Copy the data that follows, character for character, minus the pictures.
★ ★ ★ ★
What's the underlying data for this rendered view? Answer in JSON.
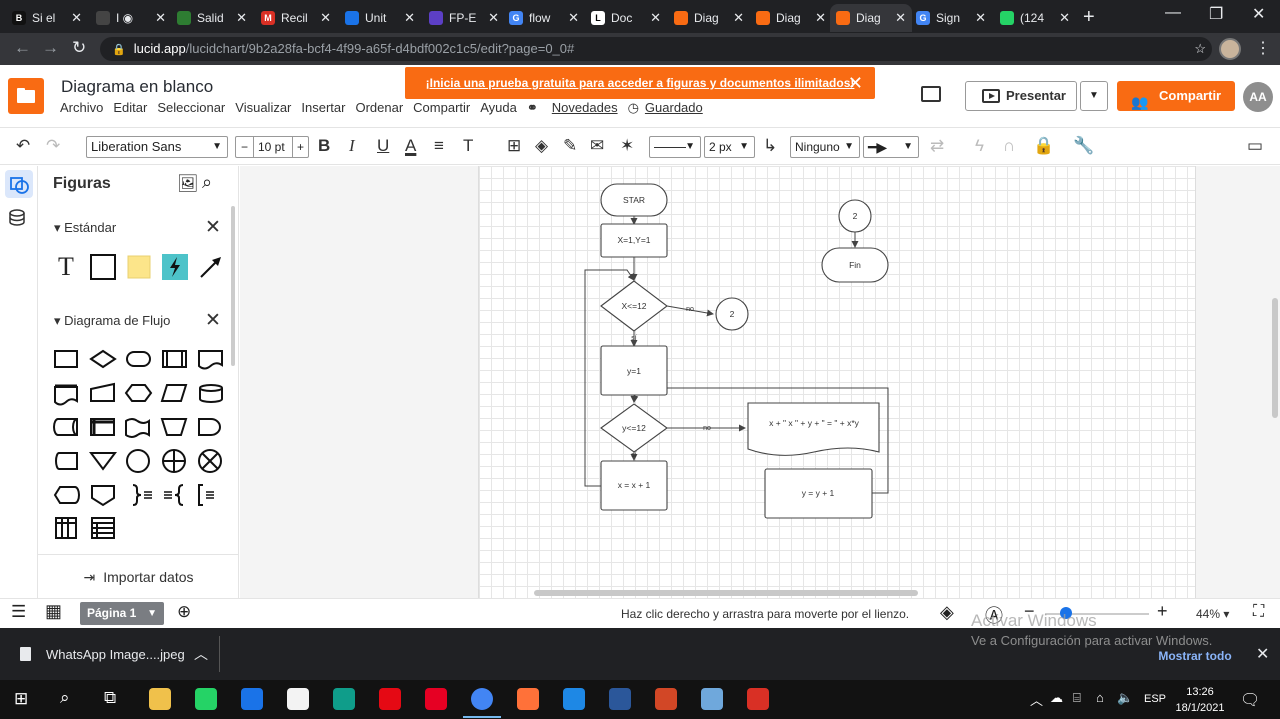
{
  "browser": {
    "tabs": [
      {
        "title": "Si el",
        "color": "#111111",
        "glyph": "B"
      },
      {
        "title": "I ◉",
        "color": "#444444",
        "glyph": ""
      },
      {
        "title": "Salid",
        "color": "#2e7d32",
        "glyph": ""
      },
      {
        "title": "Recil",
        "color": "#d93025",
        "glyph": "M"
      },
      {
        "title": "Unit",
        "color": "#1a73e8",
        "glyph": ""
      },
      {
        "title": "FP-E",
        "color": "#5c3fc6",
        "glyph": ""
      },
      {
        "title": "flow",
        "color": "#4285f4",
        "glyph": "G"
      },
      {
        "title": "Doc",
        "color": "#ffffff",
        "glyph": "L"
      },
      {
        "title": "Diag",
        "color": "#f96b13",
        "glyph": ""
      },
      {
        "title": "Diag",
        "color": "#f96b13",
        "glyph": ""
      },
      {
        "title": "Diag",
        "color": "#f96b13",
        "glyph": ""
      },
      {
        "title": "Sign",
        "color": "#4285f4",
        "glyph": "G"
      },
      {
        "title": "(124",
        "color": "#25d366",
        "glyph": ""
      }
    ],
    "active_tab_index": 10,
    "url_domain": "lucid.app",
    "url_path": "/lucidchart/9b2a28fa-bcf4-4f99-a65f-d4bdf002c1c5/edit?page=0_0#"
  },
  "header": {
    "doc_title": "Diagrama en blanco",
    "menu": [
      "Archivo",
      "Editar",
      "Seleccionar",
      "Visualizar",
      "Insertar",
      "Ordenar",
      "Compartir",
      "Ayuda"
    ],
    "novedades": "Novedades",
    "saved": "Guardado",
    "trial_banner": "¡Inicia una prueba gratuita para acceder a figuras y documentos ilimitados!",
    "present_label": "Presentar",
    "share_label": "Compartir",
    "avatar_initials": "AA",
    "accent": "#f96b13"
  },
  "toolbar": {
    "font": "Liberation Sans",
    "font_size": "10 pt",
    "line_width": "2 px",
    "endpoint": "Ninguno"
  },
  "panel": {
    "title": "Figuras",
    "section_standard": "Estándar",
    "section_flow": "Diagrama de Flujo",
    "import_label": "Importar datos",
    "standard_shapes": [
      "text",
      "rectangle",
      "note",
      "action",
      "arrow"
    ],
    "flow_shapes": [
      "process",
      "decision",
      "terminator",
      "predefined-process",
      "document",
      "multi-document",
      "manual-input",
      "preparation",
      "data",
      "database",
      "direct-access-storage",
      "internal-storage",
      "paper-tape",
      "manual-operation",
      "delay",
      "stored-data",
      "merge",
      "connector",
      "or",
      "summing-junction",
      "display",
      "off-page-link",
      "annotation-brace",
      "annotation-brace-2",
      "annotation-bracket",
      "divided-process",
      "list"
    ]
  },
  "diagram": {
    "nodes": [
      {
        "id": "start",
        "label": "STAR"
      },
      {
        "id": "init",
        "label": "X=1,Y=1"
      },
      {
        "id": "cond-x",
        "label": "X<=12"
      },
      {
        "id": "conn-2a",
        "label": "2"
      },
      {
        "id": "set-y",
        "label": "y=1"
      },
      {
        "id": "cond-y",
        "label": "y<=12"
      },
      {
        "id": "output",
        "label": "x + \" x \" + y + \" = \" + x*y"
      },
      {
        "id": "inc-y",
        "label": "y = y + 1"
      },
      {
        "id": "inc-x",
        "label": "x = x + 1"
      },
      {
        "id": "conn-2b",
        "label": "2"
      },
      {
        "id": "end",
        "label": "Fin"
      }
    ],
    "edge_labels": {
      "x_no": "no",
      "x_si": "sí",
      "y_no": "no",
      "y_si": "sí"
    }
  },
  "status": {
    "page_tab": "Página 1",
    "hint": "Haz clic derecho y arrastra para moverte por el lienzo.",
    "zoom": "44%",
    "zoom_fraction": 0.2
  },
  "watermark": {
    "line1": "Activar Windows",
    "line2": "Ve a Configuración para activar Windows."
  },
  "downloads": {
    "file": "WhatsApp Image....jpeg",
    "show_all": "Mostrar todo"
  },
  "taskbar": {
    "apps": [
      "file-explorer",
      "whatsapp",
      "mail",
      "store",
      "edge",
      "netflix",
      "pinterest",
      "chrome",
      "firefox",
      "app-blue",
      "word",
      "powerpoint",
      "3d-box",
      "acrobat"
    ],
    "language": "ESP",
    "time": "13:26",
    "date": "18/1/2021"
  }
}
★ ★ ★ ★
**Correct output:**
What's the underlying data for this rendered view? Answer in JSON.
{
  "browser": {
    "tabs": [
      {
        "title": "Si el",
        "color": "#111111",
        "glyph": "B"
      },
      {
        "title": "I ◉",
        "color": "#444444",
        "glyph": ""
      },
      {
        "title": "Salid",
        "color": "#2e7d32",
        "glyph": ""
      },
      {
        "title": "Recil",
        "color": "#d93025",
        "glyph": "M"
      },
      {
        "title": "Unit",
        "color": "#1a73e8",
        "glyph": ""
      },
      {
        "title": "FP-E",
        "color": "#5c3fc6",
        "glyph": ""
      },
      {
        "title": "flow",
        "color": "#4285f4",
        "glyph": "G"
      },
      {
        "title": "Doc",
        "color": "#ffffff",
        "glyph": "L"
      },
      {
        "title": "Diag",
        "color": "#f96b13",
        "glyph": ""
      },
      {
        "title": "Diag",
        "color": "#f96b13",
        "glyph": ""
      },
      {
        "title": "Diag",
        "color": "#f96b13",
        "glyph": ""
      },
      {
        "title": "Sign",
        "color": "#4285f4",
        "glyph": "G"
      },
      {
        "title": "(124",
        "color": "#25d366",
        "glyph": ""
      }
    ],
    "active_tab_index": 10,
    "url_domain": "lucid.app",
    "url_path": "/lucidchart/9b2a28fa-bcf4-4f99-a65f-d4bdf002c1c5/edit?page=0_0#"
  },
  "header": {
    "doc_title": "Diagrama en blanco",
    "menu": [
      "Archivo",
      "Editar",
      "Seleccionar",
      "Visualizar",
      "Insertar",
      "Ordenar",
      "Compartir",
      "Ayuda"
    ],
    "novedades": "Novedades",
    "saved": "Guardado",
    "trial_banner": "¡Inicia una prueba gratuita para acceder a figuras y documentos ilimitados!",
    "present_label": "Presentar",
    "share_label": "Compartir",
    "avatar_initials": "AA",
    "accent": "#f96b13"
  },
  "toolbar": {
    "font": "Liberation Sans",
    "font_size": "10 pt",
    "line_width": "2 px",
    "endpoint": "Ninguno"
  },
  "panel": {
    "title": "Figuras",
    "section_standard": "Estándar",
    "section_flow": "Diagrama de Flujo",
    "import_label": "Importar datos",
    "standard_shapes": [
      "text",
      "rectangle",
      "note",
      "action",
      "arrow"
    ],
    "flow_shapes": [
      "process",
      "decision",
      "terminator",
      "predefined-process",
      "document",
      "multi-document",
      "manual-input",
      "preparation",
      "data",
      "database",
      "direct-access-storage",
      "internal-storage",
      "paper-tape",
      "manual-operation",
      "delay",
      "stored-data",
      "merge",
      "connector",
      "or",
      "summing-junction",
      "display",
      "off-page-link",
      "annotation-brace",
      "annotation-brace-2",
      "annotation-bracket",
      "divided-process",
      "list"
    ]
  },
  "diagram": {
    "nodes": [
      {
        "id": "start",
        "label": "STAR"
      },
      {
        "id": "init",
        "label": "X=1,Y=1"
      },
      {
        "id": "cond-x",
        "label": "X<=12"
      },
      {
        "id": "conn-2a",
        "label": "2"
      },
      {
        "id": "set-y",
        "label": "y=1"
      },
      {
        "id": "cond-y",
        "label": "y<=12"
      },
      {
        "id": "output",
        "label": "x + \" x \" + y + \" = \" + x*y"
      },
      {
        "id": "inc-y",
        "label": "y = y + 1"
      },
      {
        "id": "inc-x",
        "label": "x = x + 1"
      },
      {
        "id": "conn-2b",
        "label": "2"
      },
      {
        "id": "end",
        "label": "Fin"
      }
    ],
    "edge_labels": {
      "x_no": "no",
      "x_si": "sí",
      "y_no": "no",
      "y_si": "sí"
    }
  },
  "status": {
    "page_tab": "Página 1",
    "hint": "Haz clic derecho y arrastra para moverte por el lienzo.",
    "zoom": "44%",
    "zoom_fraction": 0.2
  },
  "watermark": {
    "line1": "Activar Windows",
    "line2": "Ve a Configuración para activar Windows."
  },
  "downloads": {
    "file": "WhatsApp Image....jpeg",
    "show_all": "Mostrar todo"
  },
  "taskbar": {
    "apps": [
      "file-explorer",
      "whatsapp",
      "mail",
      "store",
      "edge",
      "netflix",
      "pinterest",
      "chrome",
      "firefox",
      "app-blue",
      "word",
      "powerpoint",
      "3d-box",
      "acrobat"
    ],
    "language": "ESP",
    "time": "13:26",
    "date": "18/1/2021"
  }
}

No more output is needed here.